** START **
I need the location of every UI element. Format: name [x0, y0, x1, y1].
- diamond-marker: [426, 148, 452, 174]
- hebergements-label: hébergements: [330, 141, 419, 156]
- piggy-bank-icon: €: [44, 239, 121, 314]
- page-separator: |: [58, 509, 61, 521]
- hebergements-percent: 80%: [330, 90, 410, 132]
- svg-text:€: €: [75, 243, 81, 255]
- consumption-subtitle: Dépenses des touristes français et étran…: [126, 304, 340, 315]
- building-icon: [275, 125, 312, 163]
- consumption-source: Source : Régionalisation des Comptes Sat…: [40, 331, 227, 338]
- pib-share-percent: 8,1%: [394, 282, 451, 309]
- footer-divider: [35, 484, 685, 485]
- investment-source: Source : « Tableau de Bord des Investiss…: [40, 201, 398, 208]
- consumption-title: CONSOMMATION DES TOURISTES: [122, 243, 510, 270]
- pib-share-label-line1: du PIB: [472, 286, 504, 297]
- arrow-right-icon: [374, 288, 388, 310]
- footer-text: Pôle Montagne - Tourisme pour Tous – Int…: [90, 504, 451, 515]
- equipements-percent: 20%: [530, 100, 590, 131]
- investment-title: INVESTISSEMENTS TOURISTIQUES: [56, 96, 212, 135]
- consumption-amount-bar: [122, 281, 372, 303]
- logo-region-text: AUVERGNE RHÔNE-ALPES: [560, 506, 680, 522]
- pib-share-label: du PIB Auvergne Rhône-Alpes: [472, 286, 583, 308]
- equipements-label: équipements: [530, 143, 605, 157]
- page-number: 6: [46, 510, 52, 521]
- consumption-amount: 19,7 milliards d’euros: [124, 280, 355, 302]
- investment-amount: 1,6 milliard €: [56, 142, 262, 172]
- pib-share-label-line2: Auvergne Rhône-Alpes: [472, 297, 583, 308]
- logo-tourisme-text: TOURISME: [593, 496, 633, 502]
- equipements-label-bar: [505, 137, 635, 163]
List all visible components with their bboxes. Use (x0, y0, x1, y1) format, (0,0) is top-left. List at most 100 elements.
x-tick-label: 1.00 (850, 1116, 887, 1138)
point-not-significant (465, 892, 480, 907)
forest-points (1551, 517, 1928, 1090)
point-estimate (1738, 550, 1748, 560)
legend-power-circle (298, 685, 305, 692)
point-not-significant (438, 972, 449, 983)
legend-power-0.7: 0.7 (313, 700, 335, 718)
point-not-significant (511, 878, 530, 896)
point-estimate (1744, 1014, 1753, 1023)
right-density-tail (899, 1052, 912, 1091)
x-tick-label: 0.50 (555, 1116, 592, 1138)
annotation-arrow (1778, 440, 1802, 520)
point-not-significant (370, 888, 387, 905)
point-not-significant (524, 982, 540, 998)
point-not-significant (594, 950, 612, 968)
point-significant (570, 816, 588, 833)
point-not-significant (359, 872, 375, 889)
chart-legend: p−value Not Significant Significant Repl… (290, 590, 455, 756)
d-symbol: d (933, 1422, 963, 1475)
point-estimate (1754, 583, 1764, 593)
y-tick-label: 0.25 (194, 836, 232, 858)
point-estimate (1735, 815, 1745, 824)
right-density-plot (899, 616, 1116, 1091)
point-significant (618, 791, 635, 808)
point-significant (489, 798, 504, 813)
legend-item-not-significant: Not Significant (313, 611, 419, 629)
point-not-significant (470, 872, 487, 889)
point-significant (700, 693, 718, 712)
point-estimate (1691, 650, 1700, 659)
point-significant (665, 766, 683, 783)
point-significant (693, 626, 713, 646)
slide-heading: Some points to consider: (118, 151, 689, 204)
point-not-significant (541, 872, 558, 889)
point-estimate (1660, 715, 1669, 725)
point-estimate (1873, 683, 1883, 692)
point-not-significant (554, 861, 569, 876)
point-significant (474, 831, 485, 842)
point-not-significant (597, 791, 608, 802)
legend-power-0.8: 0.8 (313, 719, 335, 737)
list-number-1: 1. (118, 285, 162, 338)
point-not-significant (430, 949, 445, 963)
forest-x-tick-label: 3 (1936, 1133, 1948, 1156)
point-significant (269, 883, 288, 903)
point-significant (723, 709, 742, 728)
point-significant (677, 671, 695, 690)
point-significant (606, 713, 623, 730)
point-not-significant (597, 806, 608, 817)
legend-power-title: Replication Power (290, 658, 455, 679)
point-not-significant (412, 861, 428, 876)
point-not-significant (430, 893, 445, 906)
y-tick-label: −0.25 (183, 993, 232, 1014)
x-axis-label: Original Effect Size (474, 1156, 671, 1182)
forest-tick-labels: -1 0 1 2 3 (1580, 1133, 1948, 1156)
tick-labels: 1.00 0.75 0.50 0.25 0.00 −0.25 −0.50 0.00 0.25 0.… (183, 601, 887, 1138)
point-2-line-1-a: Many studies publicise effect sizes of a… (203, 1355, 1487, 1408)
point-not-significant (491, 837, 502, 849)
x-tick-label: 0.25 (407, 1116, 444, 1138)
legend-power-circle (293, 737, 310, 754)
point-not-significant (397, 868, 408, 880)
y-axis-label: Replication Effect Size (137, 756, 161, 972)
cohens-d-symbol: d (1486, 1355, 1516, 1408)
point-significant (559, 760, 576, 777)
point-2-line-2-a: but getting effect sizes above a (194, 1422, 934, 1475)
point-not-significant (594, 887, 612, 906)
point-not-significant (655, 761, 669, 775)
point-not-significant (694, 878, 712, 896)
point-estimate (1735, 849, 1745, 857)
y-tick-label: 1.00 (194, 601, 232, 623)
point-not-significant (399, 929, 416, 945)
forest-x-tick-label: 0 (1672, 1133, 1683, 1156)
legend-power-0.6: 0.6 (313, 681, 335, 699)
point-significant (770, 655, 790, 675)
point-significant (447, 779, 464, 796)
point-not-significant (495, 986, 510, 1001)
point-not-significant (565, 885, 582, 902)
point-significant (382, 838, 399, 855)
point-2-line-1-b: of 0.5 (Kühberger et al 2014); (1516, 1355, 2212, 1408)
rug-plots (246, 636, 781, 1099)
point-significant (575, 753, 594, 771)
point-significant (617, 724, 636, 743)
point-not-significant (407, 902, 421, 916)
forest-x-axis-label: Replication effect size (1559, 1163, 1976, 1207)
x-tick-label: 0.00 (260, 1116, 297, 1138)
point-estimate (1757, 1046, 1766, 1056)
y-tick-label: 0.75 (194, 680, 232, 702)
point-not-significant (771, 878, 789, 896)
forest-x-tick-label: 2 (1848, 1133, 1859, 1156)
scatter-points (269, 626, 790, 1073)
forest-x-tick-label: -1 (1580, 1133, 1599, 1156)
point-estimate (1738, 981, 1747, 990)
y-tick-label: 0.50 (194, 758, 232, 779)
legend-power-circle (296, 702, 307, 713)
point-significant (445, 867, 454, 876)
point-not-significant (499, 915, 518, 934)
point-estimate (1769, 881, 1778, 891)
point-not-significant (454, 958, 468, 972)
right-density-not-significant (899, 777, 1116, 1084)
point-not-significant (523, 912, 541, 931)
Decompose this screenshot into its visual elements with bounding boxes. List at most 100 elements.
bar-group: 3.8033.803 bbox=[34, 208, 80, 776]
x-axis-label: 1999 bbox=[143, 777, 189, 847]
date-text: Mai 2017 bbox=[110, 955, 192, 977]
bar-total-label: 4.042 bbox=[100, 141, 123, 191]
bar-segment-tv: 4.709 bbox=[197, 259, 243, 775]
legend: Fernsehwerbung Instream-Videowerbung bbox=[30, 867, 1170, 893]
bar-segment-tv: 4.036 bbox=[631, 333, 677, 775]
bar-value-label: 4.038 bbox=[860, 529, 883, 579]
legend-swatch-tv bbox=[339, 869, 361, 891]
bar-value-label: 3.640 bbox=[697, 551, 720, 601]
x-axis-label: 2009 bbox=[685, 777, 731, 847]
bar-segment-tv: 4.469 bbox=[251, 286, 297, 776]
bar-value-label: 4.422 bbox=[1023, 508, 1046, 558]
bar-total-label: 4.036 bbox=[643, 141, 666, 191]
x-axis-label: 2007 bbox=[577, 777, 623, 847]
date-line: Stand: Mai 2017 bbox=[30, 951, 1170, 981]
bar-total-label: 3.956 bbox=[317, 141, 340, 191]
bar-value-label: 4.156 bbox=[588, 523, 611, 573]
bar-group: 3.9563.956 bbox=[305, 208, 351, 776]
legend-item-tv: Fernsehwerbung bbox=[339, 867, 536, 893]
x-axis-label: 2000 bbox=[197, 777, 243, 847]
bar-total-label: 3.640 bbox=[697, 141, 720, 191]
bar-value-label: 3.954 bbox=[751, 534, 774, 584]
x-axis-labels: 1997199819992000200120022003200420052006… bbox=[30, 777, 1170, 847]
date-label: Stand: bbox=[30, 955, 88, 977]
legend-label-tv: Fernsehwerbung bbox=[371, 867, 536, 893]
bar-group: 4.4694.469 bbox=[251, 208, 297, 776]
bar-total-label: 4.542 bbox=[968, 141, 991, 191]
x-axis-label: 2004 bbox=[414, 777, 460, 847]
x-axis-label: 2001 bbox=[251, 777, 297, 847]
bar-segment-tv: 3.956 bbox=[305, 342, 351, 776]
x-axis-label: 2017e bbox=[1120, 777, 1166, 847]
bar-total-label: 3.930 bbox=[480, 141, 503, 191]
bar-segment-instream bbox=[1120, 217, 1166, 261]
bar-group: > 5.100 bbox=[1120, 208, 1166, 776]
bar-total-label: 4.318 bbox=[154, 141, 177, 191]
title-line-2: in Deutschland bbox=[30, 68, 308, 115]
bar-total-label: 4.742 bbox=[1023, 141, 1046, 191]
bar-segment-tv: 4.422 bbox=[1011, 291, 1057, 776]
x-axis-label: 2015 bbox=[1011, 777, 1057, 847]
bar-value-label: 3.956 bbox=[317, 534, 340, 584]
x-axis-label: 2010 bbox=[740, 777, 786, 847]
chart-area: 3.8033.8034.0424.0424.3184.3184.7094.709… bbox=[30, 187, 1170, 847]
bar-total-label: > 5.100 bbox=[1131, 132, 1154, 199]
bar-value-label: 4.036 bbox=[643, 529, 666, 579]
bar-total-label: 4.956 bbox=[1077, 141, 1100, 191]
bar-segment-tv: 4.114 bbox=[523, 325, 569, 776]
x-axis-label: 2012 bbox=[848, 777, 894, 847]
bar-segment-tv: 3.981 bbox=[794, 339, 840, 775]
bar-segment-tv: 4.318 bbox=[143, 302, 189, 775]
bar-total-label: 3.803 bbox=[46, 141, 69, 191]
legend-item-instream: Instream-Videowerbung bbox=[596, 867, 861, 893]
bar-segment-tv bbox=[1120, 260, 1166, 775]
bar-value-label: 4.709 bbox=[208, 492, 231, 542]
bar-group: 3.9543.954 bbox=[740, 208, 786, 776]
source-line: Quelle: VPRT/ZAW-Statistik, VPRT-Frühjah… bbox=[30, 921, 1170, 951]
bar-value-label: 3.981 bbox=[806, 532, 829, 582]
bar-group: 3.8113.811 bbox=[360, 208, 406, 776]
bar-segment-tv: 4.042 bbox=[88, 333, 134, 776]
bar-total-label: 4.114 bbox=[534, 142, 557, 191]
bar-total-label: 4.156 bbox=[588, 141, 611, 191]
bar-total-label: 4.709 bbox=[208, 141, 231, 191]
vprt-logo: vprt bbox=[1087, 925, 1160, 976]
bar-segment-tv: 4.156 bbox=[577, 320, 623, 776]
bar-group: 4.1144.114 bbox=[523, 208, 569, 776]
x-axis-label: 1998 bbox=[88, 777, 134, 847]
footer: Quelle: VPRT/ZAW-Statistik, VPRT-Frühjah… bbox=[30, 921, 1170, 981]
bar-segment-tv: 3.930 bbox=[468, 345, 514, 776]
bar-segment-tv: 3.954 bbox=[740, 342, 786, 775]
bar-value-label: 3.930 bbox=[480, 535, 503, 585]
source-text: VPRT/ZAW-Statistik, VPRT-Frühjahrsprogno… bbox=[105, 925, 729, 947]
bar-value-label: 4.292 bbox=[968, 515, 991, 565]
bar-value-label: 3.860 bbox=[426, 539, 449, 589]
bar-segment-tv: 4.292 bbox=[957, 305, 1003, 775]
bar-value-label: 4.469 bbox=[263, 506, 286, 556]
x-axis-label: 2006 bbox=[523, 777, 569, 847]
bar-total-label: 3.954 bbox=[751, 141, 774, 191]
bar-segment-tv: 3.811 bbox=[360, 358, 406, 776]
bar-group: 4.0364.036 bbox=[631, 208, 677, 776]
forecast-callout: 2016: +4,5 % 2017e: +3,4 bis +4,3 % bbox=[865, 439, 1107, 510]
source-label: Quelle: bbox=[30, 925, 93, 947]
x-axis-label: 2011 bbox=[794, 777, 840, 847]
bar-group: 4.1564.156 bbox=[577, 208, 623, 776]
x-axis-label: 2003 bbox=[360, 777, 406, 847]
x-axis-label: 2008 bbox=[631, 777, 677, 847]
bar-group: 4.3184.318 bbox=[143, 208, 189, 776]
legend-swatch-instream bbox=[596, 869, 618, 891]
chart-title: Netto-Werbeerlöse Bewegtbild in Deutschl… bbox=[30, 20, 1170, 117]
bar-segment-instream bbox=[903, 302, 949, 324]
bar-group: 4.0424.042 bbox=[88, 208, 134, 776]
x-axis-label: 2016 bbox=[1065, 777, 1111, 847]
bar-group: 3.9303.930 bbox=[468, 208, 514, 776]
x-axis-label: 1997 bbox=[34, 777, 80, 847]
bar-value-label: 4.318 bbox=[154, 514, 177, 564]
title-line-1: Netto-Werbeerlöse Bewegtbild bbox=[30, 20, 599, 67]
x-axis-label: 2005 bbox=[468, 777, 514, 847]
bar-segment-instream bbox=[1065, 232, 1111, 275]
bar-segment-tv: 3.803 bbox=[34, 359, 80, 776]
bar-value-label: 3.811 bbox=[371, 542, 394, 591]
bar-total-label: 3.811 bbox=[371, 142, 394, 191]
** END **
- **SET PROBLEM**
Rewrite the data from its first line through the line that contains "- consumption-source: Source", swapping "diamond-marker" for "diamond-symbol" and leaving everything else untouched.

- **EXPECTED ANSWER**
I need the location of every UI element. Format: name [x0, y0, x1, y1].
- diamond-symbol: [426, 148, 452, 174]
- hebergements-label: hébergements: [330, 141, 419, 156]
- piggy-bank-icon: €: [44, 239, 121, 314]
- page-separator: |: [58, 509, 61, 521]
- hebergements-percent: 80%: [330, 90, 410, 132]
- svg-text:€: €: [75, 243, 81, 255]
- consumption-subtitle: Dépenses des touristes français et étran…: [126, 304, 340, 315]
- building-icon: [275, 125, 312, 163]
- consumption-source: Source : Régionalisation des Comptes Sat…: [40, 331, 227, 338]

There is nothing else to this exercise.